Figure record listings
####

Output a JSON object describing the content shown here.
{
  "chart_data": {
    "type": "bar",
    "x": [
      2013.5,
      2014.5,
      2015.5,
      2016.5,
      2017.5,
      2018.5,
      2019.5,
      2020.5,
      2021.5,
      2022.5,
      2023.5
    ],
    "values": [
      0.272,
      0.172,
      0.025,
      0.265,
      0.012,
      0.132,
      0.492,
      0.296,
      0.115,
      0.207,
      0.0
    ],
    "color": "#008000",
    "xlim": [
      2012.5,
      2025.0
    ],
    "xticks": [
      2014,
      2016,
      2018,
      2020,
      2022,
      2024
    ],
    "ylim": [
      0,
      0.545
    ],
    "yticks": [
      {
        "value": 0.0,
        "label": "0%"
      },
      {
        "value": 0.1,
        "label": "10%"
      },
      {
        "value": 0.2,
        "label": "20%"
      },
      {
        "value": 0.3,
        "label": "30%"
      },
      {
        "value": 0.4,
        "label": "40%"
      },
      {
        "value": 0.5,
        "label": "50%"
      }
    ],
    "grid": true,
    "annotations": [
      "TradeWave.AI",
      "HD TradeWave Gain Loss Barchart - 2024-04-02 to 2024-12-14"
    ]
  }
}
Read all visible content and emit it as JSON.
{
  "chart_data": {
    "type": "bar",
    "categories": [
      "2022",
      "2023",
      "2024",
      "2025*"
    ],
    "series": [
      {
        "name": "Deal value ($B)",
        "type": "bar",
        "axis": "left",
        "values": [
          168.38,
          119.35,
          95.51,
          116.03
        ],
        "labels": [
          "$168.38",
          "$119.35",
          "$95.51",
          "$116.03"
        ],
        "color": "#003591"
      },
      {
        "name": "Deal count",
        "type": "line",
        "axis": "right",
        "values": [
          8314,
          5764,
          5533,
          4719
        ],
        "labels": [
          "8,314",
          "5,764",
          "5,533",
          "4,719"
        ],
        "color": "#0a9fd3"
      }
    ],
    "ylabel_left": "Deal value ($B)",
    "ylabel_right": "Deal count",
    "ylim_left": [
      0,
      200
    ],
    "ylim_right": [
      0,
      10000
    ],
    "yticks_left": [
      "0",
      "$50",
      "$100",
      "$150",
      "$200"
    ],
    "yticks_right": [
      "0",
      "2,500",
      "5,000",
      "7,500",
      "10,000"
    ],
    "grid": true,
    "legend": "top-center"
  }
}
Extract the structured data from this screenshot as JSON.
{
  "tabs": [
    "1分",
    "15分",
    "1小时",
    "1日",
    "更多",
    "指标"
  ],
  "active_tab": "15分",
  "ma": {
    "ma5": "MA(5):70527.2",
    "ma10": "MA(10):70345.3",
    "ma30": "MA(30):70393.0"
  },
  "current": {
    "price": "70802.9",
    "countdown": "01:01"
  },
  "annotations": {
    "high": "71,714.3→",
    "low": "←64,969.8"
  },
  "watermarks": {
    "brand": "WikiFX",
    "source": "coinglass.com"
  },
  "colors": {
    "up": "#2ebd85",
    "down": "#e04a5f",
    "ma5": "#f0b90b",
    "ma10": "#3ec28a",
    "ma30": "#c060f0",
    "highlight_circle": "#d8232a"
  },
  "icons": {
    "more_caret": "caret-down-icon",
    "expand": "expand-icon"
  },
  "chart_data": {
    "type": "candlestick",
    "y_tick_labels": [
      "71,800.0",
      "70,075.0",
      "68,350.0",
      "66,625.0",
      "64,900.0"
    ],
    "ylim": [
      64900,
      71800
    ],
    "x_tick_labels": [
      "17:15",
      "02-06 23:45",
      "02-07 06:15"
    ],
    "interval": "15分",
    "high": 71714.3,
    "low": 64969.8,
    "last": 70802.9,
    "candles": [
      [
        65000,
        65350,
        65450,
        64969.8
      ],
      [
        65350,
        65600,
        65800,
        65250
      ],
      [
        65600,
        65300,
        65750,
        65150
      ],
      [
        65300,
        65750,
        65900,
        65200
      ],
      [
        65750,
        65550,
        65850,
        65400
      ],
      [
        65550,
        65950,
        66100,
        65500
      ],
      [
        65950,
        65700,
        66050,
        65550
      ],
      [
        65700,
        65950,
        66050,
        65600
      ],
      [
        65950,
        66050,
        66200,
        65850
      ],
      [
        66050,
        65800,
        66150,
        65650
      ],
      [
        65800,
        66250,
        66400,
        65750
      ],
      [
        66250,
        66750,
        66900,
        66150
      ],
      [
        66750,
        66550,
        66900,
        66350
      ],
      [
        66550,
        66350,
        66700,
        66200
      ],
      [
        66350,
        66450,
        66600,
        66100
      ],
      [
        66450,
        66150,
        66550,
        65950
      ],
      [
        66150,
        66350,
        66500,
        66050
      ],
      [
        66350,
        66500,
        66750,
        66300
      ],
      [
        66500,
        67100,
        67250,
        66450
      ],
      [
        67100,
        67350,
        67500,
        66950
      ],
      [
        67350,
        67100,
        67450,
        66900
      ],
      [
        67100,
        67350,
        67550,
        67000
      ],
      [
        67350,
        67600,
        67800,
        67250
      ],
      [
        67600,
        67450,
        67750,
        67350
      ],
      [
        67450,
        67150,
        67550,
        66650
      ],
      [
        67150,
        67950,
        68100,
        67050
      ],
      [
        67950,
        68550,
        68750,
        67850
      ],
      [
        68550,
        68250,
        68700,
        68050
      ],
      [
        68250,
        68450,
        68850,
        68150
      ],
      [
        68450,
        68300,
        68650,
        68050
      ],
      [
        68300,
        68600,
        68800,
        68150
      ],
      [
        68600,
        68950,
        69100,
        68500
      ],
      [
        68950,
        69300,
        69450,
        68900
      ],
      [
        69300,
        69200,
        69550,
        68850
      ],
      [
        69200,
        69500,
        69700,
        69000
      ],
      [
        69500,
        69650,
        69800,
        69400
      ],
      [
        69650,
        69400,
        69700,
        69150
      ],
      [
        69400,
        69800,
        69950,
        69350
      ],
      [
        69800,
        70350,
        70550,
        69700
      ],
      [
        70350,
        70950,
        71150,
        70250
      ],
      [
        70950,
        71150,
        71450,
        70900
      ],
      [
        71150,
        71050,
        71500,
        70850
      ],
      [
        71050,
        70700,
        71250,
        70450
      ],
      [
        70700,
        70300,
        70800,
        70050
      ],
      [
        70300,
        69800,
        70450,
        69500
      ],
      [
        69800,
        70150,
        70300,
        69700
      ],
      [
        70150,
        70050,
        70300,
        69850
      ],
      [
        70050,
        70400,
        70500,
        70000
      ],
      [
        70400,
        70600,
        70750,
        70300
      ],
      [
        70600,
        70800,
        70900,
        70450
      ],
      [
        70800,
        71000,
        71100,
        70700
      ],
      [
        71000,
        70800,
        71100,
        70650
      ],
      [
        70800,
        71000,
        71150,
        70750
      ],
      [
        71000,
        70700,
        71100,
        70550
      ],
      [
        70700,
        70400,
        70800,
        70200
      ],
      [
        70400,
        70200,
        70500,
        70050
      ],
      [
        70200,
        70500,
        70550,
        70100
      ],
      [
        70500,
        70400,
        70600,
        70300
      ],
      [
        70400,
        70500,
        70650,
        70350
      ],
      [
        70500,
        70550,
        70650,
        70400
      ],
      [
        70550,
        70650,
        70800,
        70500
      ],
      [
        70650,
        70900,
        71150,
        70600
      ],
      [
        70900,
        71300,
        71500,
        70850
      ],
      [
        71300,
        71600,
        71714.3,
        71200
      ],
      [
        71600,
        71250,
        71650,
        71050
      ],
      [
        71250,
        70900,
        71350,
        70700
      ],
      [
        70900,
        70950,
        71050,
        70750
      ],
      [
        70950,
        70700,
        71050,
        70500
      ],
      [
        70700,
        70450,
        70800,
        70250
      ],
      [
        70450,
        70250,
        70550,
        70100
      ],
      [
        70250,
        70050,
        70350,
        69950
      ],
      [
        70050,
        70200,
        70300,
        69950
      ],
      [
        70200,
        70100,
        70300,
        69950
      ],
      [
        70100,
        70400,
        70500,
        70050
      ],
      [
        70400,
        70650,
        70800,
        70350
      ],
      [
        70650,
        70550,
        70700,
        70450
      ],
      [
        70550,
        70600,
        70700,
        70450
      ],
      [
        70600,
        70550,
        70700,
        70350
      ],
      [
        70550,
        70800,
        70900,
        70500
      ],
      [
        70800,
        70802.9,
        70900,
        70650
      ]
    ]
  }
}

####

Pick out the lines containing the word "content" and show them.

Output for this exercise
Output a JSON object describing the content shown here.
Read all visible content and emit it as JSON.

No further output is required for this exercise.